• EXERCISE OBJECTIVE: Determine how many lines include the word "stały", then give that number and nothing more.
━━━━━ INPUT RECORDS
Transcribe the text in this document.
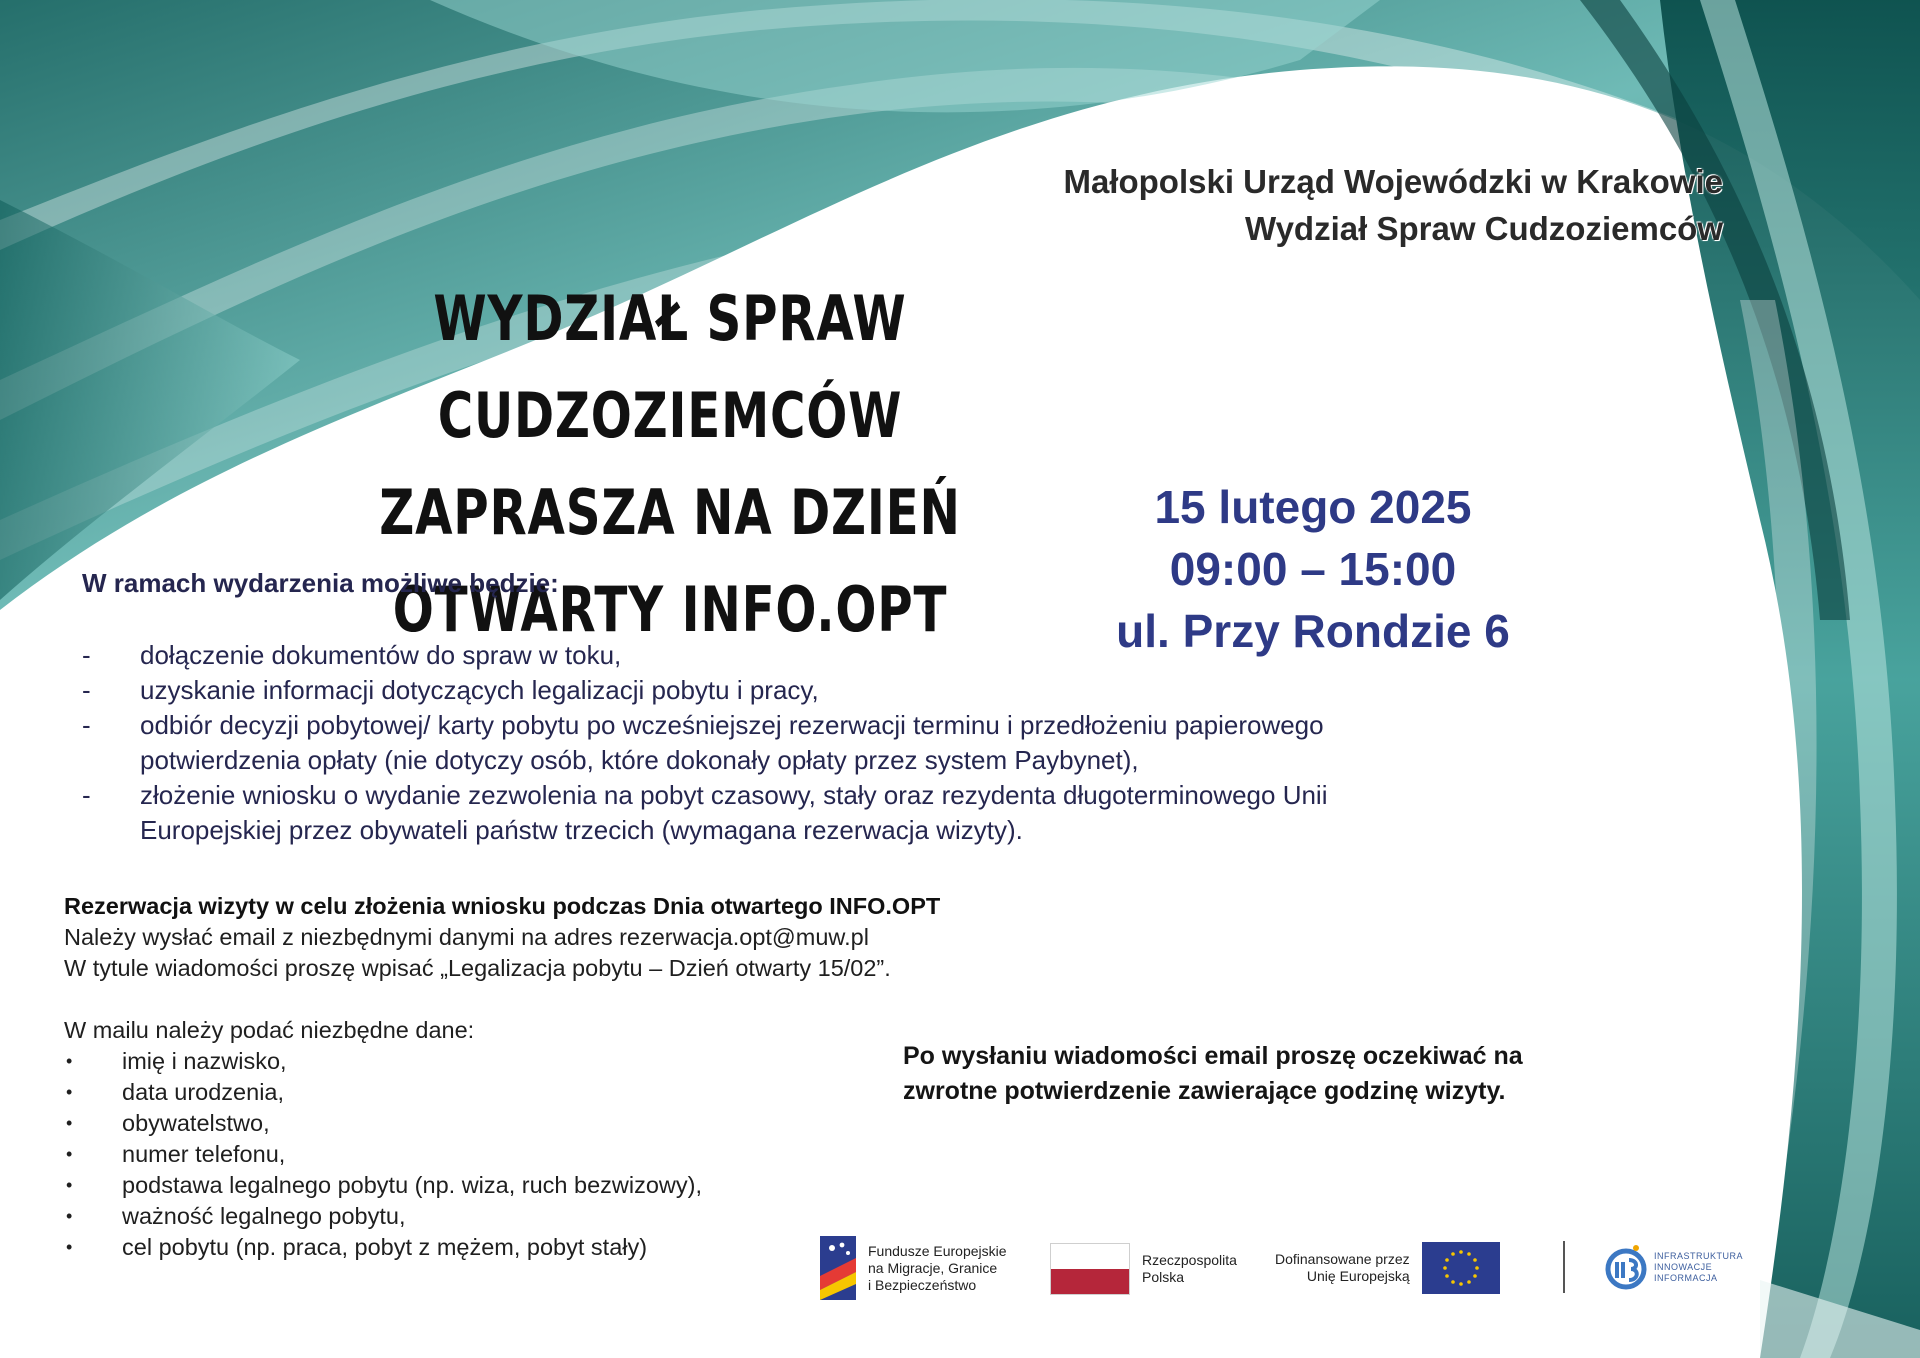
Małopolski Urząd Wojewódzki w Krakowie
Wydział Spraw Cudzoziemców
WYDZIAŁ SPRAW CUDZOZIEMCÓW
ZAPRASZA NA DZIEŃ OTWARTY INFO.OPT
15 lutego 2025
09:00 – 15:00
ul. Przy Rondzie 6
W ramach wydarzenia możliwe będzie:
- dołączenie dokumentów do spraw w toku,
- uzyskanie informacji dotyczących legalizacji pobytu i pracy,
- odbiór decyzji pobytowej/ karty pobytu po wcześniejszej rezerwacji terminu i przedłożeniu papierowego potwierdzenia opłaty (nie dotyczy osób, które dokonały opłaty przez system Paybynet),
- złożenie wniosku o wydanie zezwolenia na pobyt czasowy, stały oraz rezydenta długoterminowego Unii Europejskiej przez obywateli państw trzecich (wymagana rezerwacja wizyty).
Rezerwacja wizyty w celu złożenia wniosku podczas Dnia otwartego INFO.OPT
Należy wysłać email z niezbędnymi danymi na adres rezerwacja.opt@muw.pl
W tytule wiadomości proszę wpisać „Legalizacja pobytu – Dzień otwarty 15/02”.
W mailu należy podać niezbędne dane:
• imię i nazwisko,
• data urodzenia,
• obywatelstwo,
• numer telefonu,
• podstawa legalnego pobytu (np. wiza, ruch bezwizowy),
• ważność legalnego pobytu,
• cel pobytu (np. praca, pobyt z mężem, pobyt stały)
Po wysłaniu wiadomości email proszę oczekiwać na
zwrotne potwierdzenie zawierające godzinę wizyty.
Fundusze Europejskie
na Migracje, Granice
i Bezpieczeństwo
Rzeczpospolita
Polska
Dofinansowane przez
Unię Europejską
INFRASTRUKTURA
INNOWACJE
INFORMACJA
━━━━━━━━━━
━━━━━ INPUT RECORDS
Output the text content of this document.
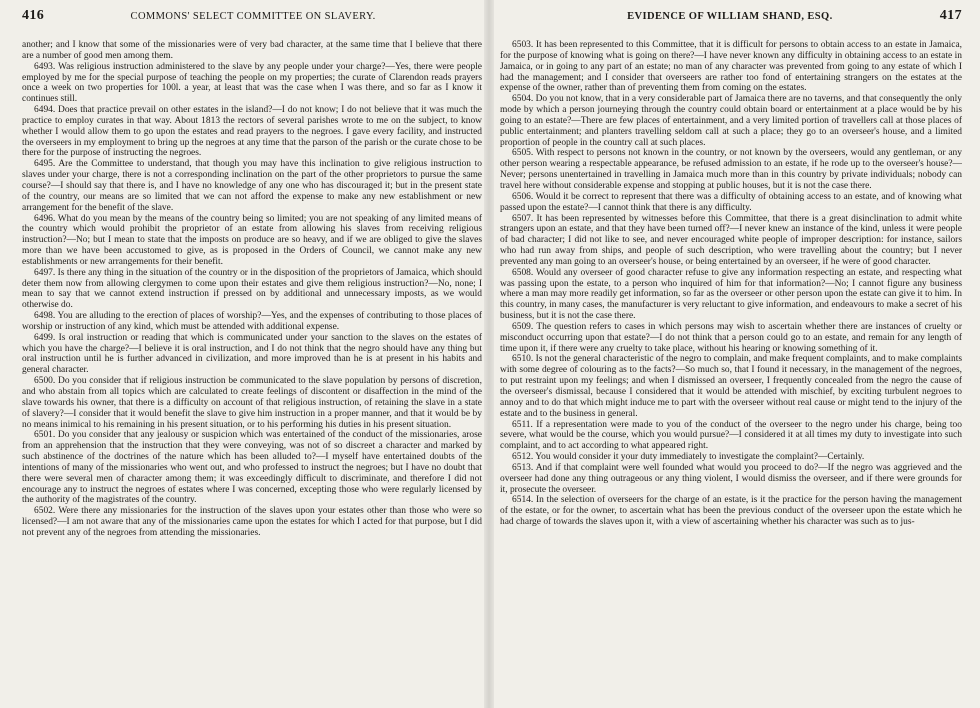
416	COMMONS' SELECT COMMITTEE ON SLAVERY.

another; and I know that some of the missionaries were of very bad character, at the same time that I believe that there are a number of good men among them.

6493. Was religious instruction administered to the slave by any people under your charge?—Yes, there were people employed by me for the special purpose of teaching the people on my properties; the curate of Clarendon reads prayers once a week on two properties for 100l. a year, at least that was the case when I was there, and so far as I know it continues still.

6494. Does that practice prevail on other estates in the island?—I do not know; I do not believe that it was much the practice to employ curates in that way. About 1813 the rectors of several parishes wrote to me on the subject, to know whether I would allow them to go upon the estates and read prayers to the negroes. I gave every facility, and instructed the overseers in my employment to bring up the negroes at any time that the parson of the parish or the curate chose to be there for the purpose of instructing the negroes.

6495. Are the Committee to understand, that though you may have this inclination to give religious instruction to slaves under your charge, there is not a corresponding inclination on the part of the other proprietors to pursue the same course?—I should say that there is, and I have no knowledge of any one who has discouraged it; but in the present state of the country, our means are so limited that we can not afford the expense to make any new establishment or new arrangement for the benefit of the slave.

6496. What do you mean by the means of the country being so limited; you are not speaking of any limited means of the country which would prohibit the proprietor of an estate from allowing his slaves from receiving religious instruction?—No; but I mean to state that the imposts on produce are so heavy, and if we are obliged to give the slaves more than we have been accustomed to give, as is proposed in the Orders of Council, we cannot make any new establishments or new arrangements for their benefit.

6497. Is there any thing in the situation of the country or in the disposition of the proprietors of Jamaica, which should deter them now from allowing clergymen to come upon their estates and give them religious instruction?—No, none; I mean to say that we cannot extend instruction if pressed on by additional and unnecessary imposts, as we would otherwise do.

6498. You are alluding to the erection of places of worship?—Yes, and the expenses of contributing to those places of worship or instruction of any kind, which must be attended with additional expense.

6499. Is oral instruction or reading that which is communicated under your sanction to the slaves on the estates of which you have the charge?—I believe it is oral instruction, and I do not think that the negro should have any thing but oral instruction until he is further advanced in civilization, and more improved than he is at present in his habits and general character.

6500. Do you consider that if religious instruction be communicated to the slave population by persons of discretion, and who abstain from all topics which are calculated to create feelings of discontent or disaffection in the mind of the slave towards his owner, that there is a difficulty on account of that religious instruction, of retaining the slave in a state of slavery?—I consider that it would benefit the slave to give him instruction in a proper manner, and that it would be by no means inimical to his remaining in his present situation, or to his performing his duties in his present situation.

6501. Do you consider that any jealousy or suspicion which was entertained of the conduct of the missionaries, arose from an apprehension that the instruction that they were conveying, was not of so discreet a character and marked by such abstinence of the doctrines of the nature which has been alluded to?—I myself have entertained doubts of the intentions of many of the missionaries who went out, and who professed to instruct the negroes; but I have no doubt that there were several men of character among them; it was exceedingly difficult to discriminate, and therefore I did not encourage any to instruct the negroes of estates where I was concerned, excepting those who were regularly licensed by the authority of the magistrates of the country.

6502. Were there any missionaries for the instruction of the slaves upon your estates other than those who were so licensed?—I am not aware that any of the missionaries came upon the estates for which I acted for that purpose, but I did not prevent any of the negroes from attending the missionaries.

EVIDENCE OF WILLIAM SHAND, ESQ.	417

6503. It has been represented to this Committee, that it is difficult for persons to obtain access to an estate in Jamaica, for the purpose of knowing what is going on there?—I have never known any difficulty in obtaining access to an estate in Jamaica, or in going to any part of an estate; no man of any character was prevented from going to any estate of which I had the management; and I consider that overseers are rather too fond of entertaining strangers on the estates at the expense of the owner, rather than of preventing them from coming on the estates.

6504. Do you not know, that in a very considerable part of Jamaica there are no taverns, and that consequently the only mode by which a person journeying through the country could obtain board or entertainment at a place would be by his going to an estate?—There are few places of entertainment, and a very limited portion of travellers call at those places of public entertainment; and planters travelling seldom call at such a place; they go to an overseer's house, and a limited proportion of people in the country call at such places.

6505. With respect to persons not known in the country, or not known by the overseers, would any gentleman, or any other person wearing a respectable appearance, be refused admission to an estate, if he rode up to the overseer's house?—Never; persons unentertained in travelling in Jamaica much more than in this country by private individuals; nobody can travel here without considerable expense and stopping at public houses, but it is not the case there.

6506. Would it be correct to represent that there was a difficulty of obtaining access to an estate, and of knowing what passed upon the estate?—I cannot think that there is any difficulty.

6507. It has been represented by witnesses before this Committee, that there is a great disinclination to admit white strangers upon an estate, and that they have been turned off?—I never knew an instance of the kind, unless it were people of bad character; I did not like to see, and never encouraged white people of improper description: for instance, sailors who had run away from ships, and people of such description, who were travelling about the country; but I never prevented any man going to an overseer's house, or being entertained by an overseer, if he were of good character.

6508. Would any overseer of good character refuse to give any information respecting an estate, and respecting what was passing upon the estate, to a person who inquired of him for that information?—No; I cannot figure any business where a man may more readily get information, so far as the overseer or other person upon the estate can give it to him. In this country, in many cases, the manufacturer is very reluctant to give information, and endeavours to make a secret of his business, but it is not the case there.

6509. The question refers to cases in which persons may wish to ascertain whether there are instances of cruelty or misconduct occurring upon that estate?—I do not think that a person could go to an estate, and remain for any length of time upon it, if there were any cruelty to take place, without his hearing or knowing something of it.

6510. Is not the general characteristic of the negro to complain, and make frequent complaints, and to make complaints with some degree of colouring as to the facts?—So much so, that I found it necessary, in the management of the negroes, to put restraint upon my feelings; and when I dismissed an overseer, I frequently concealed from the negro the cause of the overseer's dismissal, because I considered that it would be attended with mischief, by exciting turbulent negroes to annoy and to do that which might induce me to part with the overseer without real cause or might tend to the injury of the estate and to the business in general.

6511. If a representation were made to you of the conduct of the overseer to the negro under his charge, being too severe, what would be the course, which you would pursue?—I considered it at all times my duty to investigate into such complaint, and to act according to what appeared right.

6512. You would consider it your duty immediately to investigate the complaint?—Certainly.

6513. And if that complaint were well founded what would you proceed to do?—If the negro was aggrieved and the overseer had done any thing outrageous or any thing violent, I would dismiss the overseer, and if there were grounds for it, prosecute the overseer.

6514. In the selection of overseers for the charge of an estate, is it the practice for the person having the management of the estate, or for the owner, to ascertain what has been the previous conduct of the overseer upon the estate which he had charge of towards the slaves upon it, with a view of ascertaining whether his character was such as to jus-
━━━━━━━━━━
━━━━━ INPUT RECORDS
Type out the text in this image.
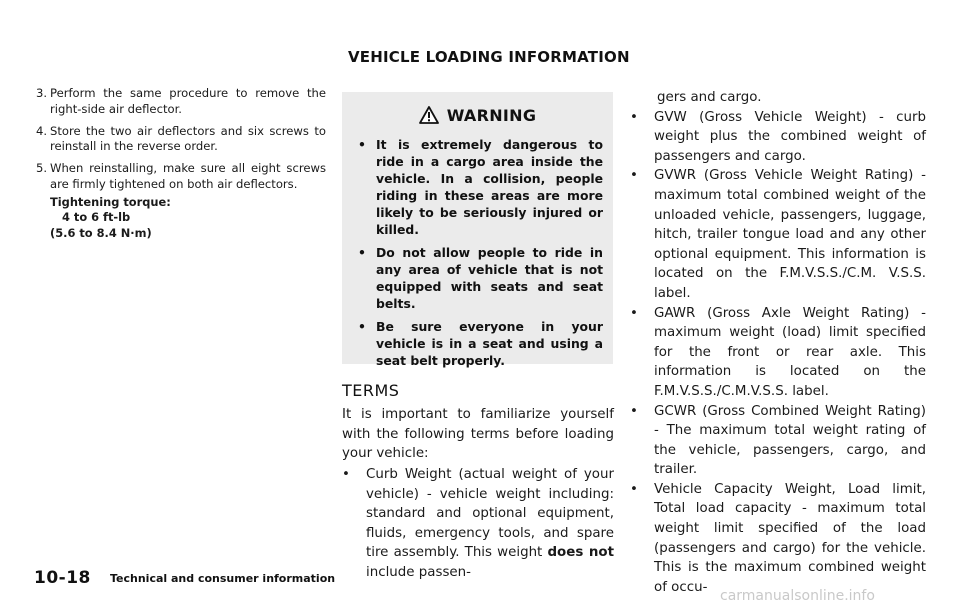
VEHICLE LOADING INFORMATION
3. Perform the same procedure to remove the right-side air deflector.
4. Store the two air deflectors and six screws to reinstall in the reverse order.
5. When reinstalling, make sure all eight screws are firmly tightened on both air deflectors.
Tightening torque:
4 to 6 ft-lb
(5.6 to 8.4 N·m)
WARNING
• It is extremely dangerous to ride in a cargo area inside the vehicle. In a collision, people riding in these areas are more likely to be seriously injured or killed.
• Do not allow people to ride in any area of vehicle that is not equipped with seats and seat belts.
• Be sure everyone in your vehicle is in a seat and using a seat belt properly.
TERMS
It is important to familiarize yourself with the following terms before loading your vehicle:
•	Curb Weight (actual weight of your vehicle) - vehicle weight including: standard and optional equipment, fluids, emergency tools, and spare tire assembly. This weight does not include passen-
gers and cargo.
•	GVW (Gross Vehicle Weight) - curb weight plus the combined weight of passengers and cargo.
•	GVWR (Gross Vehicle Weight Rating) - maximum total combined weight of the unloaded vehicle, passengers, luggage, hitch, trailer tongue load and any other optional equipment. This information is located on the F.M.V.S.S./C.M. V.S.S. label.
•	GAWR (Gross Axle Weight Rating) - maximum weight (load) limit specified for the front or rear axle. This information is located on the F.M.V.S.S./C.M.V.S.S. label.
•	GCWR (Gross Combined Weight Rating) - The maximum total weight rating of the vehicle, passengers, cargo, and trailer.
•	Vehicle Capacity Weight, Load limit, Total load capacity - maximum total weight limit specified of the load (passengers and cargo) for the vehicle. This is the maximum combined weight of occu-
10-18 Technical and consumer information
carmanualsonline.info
━━━━━━━━━━
• COMPLETE OUTPUT: 2